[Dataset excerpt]
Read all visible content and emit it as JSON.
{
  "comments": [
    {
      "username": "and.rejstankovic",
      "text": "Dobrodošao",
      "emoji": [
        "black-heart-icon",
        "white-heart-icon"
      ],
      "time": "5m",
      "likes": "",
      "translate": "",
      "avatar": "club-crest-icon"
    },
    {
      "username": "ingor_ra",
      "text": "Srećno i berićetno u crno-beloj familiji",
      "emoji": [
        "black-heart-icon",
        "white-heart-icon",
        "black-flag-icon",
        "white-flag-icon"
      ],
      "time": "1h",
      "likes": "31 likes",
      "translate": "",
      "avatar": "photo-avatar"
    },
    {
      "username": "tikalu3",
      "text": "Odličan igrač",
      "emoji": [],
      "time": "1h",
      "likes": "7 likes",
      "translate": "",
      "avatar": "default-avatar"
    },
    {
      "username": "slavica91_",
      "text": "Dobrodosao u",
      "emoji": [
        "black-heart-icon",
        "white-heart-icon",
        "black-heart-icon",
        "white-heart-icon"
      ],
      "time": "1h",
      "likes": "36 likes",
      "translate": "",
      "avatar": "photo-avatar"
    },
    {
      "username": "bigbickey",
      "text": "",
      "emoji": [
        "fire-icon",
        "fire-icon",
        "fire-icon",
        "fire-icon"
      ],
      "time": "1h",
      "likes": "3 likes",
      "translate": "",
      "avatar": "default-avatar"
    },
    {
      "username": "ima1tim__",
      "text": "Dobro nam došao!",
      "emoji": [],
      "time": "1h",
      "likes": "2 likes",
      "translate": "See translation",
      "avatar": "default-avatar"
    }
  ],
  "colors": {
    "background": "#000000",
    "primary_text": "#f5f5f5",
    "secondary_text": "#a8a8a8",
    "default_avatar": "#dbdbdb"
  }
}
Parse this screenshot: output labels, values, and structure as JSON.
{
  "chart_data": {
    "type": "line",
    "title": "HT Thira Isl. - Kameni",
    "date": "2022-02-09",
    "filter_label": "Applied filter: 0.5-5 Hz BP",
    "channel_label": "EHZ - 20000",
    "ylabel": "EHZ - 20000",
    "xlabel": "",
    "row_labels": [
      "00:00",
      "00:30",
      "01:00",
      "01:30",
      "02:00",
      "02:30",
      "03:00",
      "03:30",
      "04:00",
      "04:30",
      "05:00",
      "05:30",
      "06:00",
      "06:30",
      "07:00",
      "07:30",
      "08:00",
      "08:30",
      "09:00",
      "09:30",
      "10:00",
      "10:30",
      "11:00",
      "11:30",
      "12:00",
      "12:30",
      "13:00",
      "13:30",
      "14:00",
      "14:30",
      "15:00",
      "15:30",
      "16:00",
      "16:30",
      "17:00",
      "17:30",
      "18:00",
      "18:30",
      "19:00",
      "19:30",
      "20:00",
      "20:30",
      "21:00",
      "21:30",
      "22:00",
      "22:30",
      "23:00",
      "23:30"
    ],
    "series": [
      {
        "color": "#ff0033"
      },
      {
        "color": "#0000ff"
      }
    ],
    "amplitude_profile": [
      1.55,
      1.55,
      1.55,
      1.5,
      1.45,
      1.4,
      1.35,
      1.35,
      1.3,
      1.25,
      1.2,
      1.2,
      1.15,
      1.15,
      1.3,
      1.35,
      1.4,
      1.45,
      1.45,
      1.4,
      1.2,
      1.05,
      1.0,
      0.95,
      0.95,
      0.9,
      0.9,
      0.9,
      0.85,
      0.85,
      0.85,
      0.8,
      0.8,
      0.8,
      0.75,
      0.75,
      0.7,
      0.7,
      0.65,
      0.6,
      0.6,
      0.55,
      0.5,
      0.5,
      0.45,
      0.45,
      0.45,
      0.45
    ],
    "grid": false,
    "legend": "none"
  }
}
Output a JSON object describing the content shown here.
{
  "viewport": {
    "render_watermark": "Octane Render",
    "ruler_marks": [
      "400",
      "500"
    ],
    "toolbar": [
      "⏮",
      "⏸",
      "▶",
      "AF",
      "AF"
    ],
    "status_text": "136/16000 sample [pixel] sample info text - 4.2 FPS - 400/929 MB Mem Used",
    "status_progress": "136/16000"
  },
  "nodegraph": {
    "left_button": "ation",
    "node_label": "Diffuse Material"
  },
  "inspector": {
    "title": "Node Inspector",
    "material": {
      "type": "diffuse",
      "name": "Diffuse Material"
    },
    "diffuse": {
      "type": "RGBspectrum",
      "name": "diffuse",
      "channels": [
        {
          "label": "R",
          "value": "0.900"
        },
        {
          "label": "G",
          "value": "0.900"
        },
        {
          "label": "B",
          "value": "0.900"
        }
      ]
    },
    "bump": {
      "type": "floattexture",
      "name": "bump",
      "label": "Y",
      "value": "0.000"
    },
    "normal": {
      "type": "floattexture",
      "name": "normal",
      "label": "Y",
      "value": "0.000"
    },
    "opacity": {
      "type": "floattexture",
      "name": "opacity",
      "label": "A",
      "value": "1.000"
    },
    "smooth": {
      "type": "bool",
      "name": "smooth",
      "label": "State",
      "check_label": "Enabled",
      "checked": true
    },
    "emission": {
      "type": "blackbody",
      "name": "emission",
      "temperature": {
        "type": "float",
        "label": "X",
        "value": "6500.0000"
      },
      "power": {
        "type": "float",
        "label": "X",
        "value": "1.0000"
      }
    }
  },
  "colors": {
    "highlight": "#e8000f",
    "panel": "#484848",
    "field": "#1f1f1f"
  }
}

| THE PROBLEM |
Copy every line of the material, please, keeping it exactly the same.

| SOLUTION FOR THIS PROBLEM |
Read all visible content and emit it as JSON.
{
  "comments": [
    {
      "username": "and.rejstankovic",
      "text": "Dobrodošao",
      "emoji": [
        "black-heart-icon",
        "white-heart-icon"
      ],
      "time": "5m",
      "likes": "",
      "translate": "",
      "avatar": "club-crest-icon"
    },
    {
      "username": "ingor_ra",
      "text": "Srećno i berićetno u crno-beloj familiji",
      "emoji": [
        "black-heart-icon",
        "white-heart-icon",
        "black-flag-icon",
        "white-flag-icon"
      ],
      "time": "1h",
      "likes": "31 likes",
      "translate": "",
      "avatar": "photo-avatar"
    },
    {
      "username": "tikalu3",
      "text": "Odličan igrač",
      "emoji": [],
      "time": "1h",
      "likes": "7 likes",
      "translate": "",
      "avatar": "default-avatar"
    },
    {
      "username": "slavica91_",
      "text": "Dobrodosao u",
      "emoji": [
        "black-heart-icon",
        "white-heart-icon",
        "black-heart-icon",
        "white-heart-icon"
      ],
      "time": "1h",
      "likes": "36 likes",
      "translate": "",
      "avatar": "photo-avatar"
    },
    {
      "username": "bigbickey",
      "text": "",
      "emoji": [
        "fire-icon",
        "fire-icon",
        "fire-icon",
        "fire-icon"
      ],
      "time": "1h",
      "likes": "3 likes",
      "translate": "",
      "avatar": "default-avatar"
    },
    {
      "username": "ima1tim__",
      "text": "Dobro nam došao!",
      "emoji": [],
      "time": "1h",
      "likes": "2 likes",
      "translate": "See translation",
      "avatar": "default-avatar"
    }
  ],
  "colors": {
    "background": "#000000",
    "primary_text": "#f5f5f5",
    "secondary_text": "#a8a8a8",
    "default_avatar": "#dbdbdb"
  }
}
Parse this screenshot: output labels, values, and structure as JSON.
{
  "chart_data": {
    "type": "line",
    "title": "HT Thira Isl. - Kameni",
    "date": "2022-02-09",
    "filter_label": "Applied filter: 0.5-5 Hz BP",
    "channel_label": "EHZ - 20000",
    "ylabel": "EHZ - 20000",
    "xlabel": "",
    "row_labels": [
      "00:00",
      "00:30",
      "01:00",
      "01:30",
      "02:00",
      "02:30",
      "03:00",
      "03:30",
      "04:00",
      "04:30",
      "05:00",
      "05:30",
      "06:00",
      "06:30",
      "07:00",
      "07:30",
      "08:00",
      "08:30",
      "09:00",
      "09:30",
      "10:00",
      "10:30",
      "11:00",
      "11:30",
      "12:00",
      "12:30",
      "13:00",
      "13:30",
      "14:00",
      "14:30",
      "15:00",
      "15:30",
      "16:00",
      "16:30",
      "17:00",
      "17:30",
      "18:00",
      "18:30",
      "19:00",
      "19:30",
      "20:00",
      "20:30",
      "21:00",
      "21:30",
      "22:00",
      "22:30",
      "23:00",
      "23:30"
    ],
    "series": [
      {
        "color": "#ff0033"
      },
      {
        "color": "#0000ff"
      }
    ],
    "amplitude_profile": [
      1.55,
      1.55,
      1.55,
      1.5,
      1.45,
      1.4,
      1.35,
      1.35,
      1.3,
      1.25,
      1.2,
      1.2,
      1.15,
      1.15,
      1.3,
      1.35,
      1.4,
      1.45,
      1.45,
      1.4,
      1.2,
      1.05,
      1.0,
      0.95,
      0.95,
      0.9,
      0.9,
      0.9,
      0.85,
      0.85,
      0.85,
      0.8,
      0.8,
      0.8,
      0.75,
      0.75,
      0.7,
      0.7,
      0.65,
      0.6,
      0.6,
      0.55,
      0.5,
      0.5,
      0.45,
      0.45,
      0.45,
      0.45
    ],
    "grid": false,
    "legend": "none"
  }
}
Output a JSON object describing the content shown here.
{
  "viewport": {
    "render_watermark": "Octane Render",
    "ruler_marks": [
      "400",
      "500"
    ],
    "toolbar": [
      "⏮",
      "⏸",
      "▶",
      "AF",
      "AF"
    ],
    "status_text": "136/16000 sample [pixel] sample info text - 4.2 FPS - 400/929 MB Mem Used",
    "status_progress": "136/16000"
  },
  "nodegraph": {
    "left_button": "ation",
    "node_label": "Diffuse Material"
  },
  "inspector": {
    "title": "Node Inspector",
    "material": {
      "type": "diffuse",
      "name": "Diffuse Material"
    },
    "diffuse": {
      "type": "RGBspectrum",
      "name": "diffuse",
      "channels": [
        {
          "label": "R",
          "value": "0.900"
        },
        {
          "label": "G",
          "value": "0.900"
        },
        {
          "label": "B",
          "value": "0.900"
        }
      ]
    },
    "bump": {
      "type": "floattexture",
      "name": "bump",
      "label": "Y",
      "value": "0.000"
    },
    "normal": {
      "type": "floattexture",
      "name": "normal",
      "label": "Y",
      "value": "0.000"
    },
    "opacity": {
      "type": "floattexture",
      "name": "opacity",
      "label": "A",
      "value": "1.000"
    },
    "smooth": {
      "type": "bool",
      "name": "smooth",
      "label": "State",
      "check_label": "Enabled",
      "checked": true
    },
    "emission": {
      "type": "blackbody",
      "name": "emission",
      "temperature": {
        "type": "float",
        "label": "X",
        "value": "6500.0000"
      },
      "power": {
        "type": "float",
        "label": "X",
        "value": "1.0000"
      }
    }
  },
  "colors": {
    "highlight": "#e8000f",
    "panel": "#484848",
    "field": "#1f1f1f"
  }
}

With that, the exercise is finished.